* What you are asked to do: Produce a verbatim transcription of the records below, beginning at the line containing "Read all visible content and emit it as JSON." and ending at the final line; include only those lines.

* Stored rows:
· · · · ·

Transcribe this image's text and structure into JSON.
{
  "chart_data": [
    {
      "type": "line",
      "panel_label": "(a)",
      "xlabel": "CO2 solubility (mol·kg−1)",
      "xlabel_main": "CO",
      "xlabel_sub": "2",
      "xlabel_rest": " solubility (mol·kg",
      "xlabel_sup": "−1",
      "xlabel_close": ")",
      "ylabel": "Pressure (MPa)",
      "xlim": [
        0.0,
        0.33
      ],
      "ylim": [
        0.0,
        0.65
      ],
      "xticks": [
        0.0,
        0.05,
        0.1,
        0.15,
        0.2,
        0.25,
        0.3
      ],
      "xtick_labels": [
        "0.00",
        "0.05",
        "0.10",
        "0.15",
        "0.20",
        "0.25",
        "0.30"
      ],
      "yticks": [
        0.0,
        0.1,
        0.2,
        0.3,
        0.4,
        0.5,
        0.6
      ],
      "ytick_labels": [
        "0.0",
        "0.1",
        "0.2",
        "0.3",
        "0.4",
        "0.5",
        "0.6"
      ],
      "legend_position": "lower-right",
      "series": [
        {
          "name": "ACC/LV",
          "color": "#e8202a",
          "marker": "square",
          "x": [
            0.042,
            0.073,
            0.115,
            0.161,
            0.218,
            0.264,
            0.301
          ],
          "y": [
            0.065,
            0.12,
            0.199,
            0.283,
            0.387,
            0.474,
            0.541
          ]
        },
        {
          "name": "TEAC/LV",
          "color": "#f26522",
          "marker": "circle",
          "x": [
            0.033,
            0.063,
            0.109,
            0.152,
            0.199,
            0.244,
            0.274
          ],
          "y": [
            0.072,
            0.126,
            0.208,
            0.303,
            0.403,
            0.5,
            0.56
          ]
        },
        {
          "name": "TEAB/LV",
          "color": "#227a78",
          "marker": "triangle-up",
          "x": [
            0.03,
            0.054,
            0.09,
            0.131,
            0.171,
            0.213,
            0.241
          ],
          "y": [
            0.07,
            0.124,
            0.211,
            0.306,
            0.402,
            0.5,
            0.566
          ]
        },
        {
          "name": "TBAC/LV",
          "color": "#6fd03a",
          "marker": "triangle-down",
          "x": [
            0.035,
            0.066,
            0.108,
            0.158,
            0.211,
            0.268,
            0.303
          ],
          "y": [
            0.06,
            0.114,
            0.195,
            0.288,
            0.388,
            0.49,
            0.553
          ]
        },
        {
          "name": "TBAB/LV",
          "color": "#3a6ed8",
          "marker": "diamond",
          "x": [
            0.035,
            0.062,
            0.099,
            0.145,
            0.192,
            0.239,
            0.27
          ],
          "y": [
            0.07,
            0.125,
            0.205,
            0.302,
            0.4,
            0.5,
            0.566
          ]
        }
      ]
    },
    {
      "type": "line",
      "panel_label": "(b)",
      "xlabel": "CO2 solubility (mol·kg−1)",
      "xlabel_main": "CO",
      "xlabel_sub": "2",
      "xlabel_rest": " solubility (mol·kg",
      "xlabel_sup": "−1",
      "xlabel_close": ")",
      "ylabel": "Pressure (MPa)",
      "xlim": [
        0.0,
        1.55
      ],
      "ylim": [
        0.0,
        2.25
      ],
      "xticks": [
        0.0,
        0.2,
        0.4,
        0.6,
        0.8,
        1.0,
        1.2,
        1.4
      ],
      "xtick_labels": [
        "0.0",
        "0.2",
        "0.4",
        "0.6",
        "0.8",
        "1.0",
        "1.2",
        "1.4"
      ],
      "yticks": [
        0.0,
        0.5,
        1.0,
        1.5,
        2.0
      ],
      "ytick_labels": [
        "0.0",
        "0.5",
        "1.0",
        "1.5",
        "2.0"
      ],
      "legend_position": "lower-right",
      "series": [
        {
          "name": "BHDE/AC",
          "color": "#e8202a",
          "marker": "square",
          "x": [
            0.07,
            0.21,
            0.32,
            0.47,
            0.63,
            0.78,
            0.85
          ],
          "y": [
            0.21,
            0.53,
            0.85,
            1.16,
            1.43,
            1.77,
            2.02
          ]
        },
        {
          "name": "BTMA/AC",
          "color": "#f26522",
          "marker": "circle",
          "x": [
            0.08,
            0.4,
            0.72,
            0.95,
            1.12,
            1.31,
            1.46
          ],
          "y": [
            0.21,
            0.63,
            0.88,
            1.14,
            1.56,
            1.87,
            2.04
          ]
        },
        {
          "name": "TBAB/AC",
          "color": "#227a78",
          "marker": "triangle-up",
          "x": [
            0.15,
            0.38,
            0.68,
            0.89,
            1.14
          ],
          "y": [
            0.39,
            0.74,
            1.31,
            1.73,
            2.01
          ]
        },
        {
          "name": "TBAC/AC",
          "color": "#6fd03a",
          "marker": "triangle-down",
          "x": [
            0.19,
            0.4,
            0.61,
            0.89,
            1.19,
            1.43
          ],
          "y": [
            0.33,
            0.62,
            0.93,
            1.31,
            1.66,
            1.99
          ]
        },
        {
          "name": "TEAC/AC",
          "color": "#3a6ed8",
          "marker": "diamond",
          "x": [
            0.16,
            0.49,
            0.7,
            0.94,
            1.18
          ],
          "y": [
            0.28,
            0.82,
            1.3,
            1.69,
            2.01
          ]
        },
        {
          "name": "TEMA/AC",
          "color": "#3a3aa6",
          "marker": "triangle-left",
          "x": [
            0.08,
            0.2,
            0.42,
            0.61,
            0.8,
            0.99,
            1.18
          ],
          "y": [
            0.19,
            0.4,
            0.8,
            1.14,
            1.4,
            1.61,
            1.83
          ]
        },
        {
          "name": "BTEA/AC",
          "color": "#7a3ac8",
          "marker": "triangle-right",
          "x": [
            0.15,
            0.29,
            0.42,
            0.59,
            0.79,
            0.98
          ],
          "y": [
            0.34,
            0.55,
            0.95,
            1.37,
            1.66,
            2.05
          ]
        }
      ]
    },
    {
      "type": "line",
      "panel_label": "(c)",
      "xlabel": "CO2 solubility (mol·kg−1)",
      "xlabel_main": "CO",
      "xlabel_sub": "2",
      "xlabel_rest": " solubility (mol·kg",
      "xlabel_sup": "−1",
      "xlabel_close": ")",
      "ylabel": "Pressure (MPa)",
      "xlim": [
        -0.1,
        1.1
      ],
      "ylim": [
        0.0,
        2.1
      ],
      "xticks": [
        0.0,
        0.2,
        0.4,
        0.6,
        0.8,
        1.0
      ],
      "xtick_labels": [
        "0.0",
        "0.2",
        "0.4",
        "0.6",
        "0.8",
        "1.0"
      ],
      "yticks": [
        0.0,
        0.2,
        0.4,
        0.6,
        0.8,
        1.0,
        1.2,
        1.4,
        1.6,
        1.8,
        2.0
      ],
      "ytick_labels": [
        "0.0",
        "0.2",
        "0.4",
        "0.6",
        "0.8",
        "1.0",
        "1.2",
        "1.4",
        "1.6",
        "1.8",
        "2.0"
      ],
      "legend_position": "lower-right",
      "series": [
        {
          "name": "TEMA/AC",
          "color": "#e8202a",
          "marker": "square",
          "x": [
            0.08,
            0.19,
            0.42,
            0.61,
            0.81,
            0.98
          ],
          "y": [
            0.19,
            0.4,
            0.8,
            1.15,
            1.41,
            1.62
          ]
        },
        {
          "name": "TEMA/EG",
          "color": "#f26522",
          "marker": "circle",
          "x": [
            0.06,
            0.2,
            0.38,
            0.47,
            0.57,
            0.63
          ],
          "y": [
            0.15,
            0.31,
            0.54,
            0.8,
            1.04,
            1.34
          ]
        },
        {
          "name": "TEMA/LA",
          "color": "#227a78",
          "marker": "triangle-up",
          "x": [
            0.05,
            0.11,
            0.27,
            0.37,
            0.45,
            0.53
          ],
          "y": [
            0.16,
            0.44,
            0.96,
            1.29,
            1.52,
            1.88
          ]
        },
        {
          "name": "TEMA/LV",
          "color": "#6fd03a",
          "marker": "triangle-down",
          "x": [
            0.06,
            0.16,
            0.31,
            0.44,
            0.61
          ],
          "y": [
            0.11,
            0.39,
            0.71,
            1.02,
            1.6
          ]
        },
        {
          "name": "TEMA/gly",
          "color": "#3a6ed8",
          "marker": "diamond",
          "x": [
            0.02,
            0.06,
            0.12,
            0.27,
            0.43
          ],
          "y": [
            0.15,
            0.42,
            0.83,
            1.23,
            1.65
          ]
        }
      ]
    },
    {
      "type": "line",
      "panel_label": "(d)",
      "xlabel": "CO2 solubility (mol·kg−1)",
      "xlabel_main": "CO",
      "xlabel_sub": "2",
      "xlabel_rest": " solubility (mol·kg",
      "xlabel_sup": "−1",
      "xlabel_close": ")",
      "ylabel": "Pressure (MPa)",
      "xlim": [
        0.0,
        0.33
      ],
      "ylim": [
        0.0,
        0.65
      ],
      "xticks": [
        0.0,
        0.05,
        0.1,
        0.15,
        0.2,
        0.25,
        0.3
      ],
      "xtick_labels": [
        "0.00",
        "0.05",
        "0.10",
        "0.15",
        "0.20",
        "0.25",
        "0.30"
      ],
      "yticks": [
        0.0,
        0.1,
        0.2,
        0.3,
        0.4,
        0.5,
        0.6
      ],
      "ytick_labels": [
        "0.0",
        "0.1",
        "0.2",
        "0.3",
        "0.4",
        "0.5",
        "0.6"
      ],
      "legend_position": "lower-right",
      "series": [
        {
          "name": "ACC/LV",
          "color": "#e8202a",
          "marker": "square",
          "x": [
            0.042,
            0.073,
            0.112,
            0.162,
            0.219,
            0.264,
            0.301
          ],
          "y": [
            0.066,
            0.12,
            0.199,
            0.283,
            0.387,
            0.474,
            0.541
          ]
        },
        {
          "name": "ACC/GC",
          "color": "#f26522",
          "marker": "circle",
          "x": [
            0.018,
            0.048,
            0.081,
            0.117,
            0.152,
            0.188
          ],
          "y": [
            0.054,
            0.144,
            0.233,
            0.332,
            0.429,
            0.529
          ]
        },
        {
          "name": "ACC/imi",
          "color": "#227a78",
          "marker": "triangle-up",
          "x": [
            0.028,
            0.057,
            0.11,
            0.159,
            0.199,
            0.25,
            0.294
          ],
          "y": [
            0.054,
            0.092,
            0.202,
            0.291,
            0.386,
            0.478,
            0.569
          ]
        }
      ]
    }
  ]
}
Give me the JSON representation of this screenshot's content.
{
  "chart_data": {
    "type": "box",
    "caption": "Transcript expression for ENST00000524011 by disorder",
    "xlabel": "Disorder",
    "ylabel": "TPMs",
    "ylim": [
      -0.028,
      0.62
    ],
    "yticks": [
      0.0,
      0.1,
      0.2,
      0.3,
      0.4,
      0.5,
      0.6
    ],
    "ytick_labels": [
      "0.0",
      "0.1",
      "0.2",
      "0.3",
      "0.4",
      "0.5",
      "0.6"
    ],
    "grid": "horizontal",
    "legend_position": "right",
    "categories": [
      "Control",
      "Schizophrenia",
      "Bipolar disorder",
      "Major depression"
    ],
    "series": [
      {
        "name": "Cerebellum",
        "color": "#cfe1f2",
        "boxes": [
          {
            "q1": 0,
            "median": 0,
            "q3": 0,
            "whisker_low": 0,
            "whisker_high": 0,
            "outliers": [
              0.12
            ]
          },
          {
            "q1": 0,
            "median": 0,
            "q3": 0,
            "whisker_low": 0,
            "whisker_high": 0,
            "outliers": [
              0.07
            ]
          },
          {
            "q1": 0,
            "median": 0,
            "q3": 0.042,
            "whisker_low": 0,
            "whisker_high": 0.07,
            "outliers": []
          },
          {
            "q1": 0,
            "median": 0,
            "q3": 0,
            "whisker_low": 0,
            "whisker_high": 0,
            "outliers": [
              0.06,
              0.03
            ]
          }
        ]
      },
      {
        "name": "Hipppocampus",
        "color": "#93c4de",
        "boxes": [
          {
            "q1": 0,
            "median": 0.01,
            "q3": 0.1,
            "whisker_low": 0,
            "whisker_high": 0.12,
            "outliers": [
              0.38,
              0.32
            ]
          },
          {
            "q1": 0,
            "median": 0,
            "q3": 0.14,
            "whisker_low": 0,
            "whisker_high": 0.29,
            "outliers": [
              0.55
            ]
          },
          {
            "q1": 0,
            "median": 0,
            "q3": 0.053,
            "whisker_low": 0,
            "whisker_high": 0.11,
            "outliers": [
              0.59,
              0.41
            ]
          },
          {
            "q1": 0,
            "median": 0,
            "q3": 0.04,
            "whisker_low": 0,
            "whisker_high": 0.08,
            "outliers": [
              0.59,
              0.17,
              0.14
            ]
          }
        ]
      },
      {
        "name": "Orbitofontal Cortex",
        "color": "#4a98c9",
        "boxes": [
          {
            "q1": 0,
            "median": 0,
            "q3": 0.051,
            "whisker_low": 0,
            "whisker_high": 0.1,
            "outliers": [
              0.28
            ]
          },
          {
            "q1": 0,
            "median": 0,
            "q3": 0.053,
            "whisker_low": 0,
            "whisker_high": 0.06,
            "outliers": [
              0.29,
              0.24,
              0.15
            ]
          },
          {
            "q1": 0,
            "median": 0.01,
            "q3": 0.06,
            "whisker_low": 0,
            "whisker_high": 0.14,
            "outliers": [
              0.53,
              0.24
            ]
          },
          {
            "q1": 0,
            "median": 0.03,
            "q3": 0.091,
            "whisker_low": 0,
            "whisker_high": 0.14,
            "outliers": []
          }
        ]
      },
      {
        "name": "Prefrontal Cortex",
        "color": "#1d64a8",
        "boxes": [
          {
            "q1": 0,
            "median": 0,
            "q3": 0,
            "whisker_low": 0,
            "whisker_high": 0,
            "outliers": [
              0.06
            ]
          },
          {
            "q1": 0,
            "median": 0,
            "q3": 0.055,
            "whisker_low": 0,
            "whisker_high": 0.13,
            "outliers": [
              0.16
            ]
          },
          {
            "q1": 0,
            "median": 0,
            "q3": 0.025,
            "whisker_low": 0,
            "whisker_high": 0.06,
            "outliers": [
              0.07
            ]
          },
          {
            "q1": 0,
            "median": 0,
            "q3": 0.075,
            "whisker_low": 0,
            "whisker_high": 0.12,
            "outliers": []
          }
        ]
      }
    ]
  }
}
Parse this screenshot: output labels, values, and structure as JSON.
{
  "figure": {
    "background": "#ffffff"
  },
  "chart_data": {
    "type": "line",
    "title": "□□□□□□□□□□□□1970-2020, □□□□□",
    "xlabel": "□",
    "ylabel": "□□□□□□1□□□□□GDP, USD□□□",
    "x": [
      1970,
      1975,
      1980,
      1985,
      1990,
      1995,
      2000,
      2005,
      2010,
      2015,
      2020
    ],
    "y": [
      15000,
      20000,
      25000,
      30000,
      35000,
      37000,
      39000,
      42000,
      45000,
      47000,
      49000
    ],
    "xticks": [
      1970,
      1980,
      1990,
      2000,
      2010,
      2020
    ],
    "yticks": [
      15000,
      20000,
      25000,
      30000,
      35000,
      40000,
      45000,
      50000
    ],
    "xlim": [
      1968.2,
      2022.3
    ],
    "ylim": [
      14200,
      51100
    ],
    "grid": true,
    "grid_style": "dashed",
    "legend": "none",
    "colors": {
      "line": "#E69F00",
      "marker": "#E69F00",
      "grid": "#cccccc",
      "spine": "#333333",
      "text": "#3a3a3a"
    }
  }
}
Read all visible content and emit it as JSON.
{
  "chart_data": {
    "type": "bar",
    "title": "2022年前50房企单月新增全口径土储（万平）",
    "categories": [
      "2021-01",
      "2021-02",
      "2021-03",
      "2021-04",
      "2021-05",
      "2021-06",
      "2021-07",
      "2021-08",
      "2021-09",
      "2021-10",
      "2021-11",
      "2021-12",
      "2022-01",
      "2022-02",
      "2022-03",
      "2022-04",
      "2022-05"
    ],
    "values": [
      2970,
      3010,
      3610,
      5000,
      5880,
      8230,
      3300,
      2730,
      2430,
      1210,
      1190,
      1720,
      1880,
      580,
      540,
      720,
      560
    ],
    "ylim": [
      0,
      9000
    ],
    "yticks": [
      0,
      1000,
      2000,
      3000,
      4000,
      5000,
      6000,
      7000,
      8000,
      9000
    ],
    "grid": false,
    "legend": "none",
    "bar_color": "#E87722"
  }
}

· · · · ·

* Response to the task:
Read all visible content and emit it as JSON.
{
  "chart_data": {
    "type": "bar",
    "title": "2022年前50房企单月新增全口径土储（万平）",
    "categories": [
      "2021-01",
      "2021-02",
      "2021-03",
      "2021-04",
      "2021-05",
      "2021-06",
      "2021-07",
      "2021-08",
      "2021-09",
      "2021-10",
      "2021-11",
      "2021-12",
      "2022-01",
      "2022-02",
      "2022-03",
      "2022-04",
      "2022-05"
    ],
    "values": [
      2970,
      3010,
      3610,
      5000,
      5880,
      8230,
      3300,
      2730,
      2430,
      1210,
      1190,
      1720,
      1880,
      580,
      540,
      720,
      560
    ],
    "ylim": [
      0,
      9000
    ],
    "yticks": [
      0,
      1000,
      2000,
      3000,
      4000,
      5000,
      6000,
      7000,
      8000,
      9000
    ],
    "grid": false,
    "legend": "none",
    "bar_color": "#E87722"
  }
}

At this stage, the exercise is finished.